## Dataset entries
▶
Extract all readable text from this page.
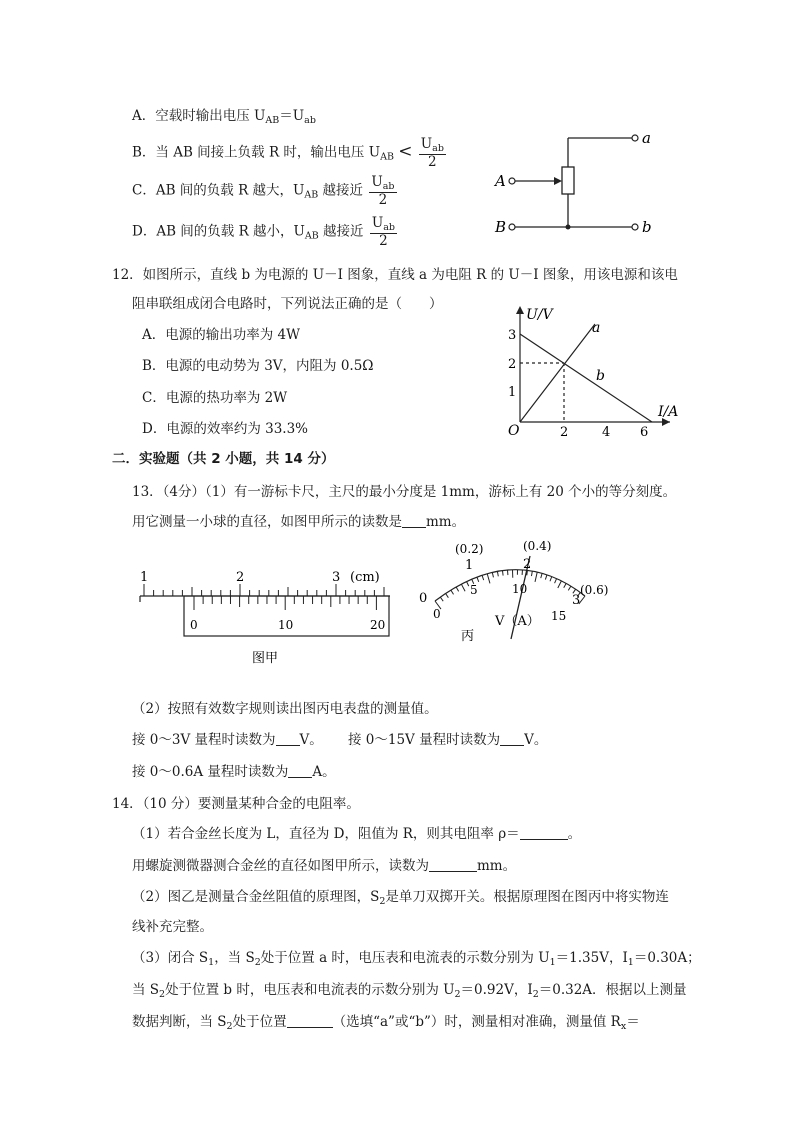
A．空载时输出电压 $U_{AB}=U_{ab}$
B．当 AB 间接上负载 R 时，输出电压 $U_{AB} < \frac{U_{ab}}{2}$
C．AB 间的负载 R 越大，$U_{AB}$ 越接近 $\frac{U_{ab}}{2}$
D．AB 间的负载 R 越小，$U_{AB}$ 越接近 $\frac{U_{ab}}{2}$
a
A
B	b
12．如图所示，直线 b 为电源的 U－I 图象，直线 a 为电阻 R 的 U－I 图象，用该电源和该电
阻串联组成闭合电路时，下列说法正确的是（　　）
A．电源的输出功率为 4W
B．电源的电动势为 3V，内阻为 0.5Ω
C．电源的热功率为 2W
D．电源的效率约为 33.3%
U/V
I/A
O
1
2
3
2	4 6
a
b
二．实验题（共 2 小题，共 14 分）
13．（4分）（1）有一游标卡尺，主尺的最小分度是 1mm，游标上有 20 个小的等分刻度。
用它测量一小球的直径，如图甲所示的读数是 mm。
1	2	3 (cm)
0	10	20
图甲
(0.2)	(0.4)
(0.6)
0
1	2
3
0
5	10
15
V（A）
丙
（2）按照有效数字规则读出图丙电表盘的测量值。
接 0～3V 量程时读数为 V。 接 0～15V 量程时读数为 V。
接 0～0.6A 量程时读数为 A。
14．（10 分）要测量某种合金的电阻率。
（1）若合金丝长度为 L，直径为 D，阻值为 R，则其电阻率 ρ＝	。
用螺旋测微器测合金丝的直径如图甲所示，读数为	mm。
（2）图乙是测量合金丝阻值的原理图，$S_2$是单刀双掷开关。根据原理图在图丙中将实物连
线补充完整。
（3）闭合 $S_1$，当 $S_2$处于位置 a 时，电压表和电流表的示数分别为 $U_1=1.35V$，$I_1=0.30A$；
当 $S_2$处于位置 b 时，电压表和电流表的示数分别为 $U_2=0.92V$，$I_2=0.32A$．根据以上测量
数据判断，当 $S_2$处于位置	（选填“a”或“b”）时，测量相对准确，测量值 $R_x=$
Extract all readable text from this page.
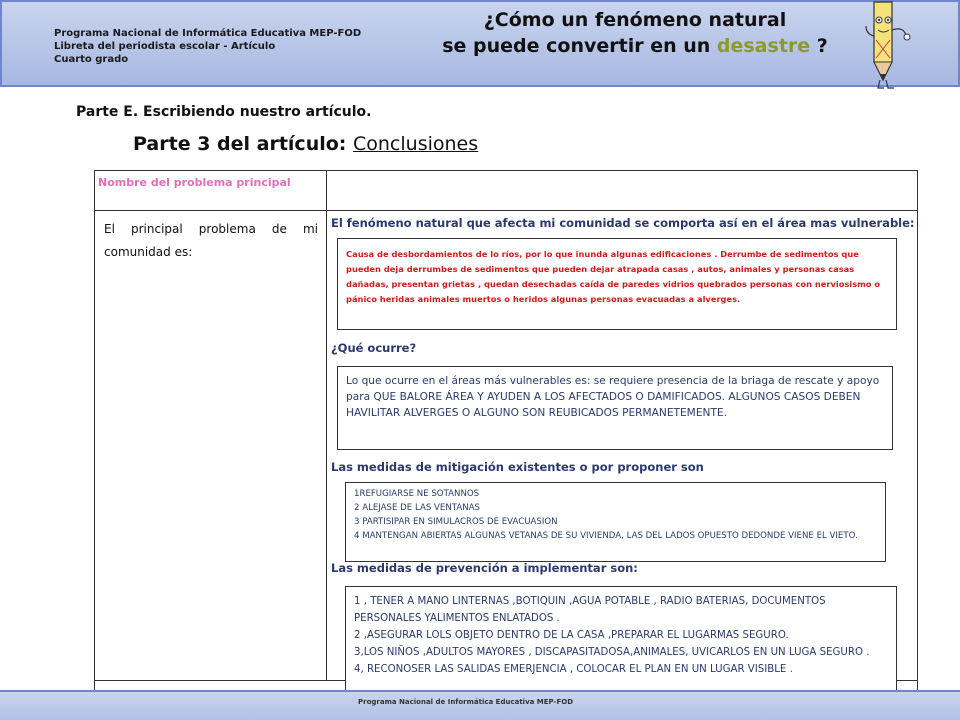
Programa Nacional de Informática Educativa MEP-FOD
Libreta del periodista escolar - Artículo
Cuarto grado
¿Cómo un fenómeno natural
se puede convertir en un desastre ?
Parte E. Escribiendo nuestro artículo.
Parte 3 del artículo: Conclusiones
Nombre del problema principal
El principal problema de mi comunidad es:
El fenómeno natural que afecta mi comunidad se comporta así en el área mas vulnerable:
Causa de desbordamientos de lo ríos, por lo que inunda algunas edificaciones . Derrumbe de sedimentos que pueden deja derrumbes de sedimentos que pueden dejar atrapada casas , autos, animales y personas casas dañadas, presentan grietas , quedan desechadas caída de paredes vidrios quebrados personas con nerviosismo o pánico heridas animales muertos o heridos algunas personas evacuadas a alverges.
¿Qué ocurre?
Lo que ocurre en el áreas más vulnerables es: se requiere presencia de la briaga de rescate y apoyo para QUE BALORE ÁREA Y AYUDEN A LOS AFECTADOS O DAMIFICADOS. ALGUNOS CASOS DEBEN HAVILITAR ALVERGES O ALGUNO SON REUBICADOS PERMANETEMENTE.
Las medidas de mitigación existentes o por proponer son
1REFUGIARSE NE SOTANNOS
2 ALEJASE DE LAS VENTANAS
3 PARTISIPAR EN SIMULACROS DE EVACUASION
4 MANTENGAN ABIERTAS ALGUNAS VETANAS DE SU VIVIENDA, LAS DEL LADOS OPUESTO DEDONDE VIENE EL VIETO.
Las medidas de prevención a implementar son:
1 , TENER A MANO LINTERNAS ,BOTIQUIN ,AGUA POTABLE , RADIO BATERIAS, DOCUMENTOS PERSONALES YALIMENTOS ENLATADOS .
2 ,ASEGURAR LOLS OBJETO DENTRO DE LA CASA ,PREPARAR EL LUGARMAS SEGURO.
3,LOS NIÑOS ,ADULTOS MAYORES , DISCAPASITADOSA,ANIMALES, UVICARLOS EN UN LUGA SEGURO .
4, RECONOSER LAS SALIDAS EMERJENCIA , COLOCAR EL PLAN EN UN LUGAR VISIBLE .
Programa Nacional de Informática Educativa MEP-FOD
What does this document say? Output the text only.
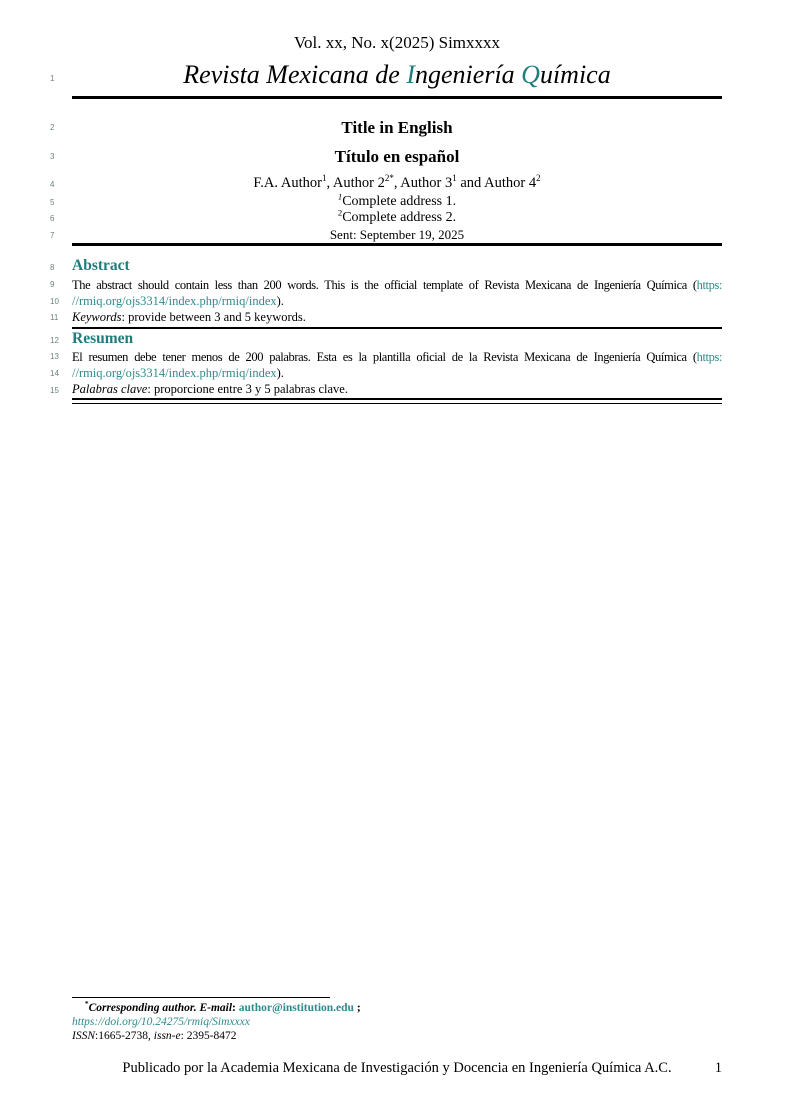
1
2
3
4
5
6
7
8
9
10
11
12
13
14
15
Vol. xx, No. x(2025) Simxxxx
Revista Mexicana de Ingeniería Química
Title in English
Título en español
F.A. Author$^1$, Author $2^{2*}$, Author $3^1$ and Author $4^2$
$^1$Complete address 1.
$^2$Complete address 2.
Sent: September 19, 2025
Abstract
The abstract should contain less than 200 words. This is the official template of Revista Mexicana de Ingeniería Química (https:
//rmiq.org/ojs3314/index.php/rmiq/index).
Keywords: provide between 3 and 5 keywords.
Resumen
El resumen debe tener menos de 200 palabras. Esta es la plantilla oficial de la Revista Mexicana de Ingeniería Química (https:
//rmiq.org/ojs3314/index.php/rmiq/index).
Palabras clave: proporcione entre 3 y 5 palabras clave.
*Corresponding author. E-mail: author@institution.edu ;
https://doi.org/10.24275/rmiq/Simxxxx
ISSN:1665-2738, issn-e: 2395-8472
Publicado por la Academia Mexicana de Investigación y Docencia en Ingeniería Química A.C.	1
◀
## DIRECTIONS FOR THIS TASK
Only lines with "Química" are wanted here; list each of them.

## ANSWER
Revista Mexicana de Ingeniería Química
The abstract should contain less than 200 words. This is the official template of Revista Mexicana de Ingeniería Química (https:
El resumen debe tener menos de 200 palabras. Esta es la plantilla oficial de la Revista Mexicana de Ingeniería Química (https:
Publicado por la Academia Mexicana de Investigación y Docencia en Ingeniería Química A.C.	1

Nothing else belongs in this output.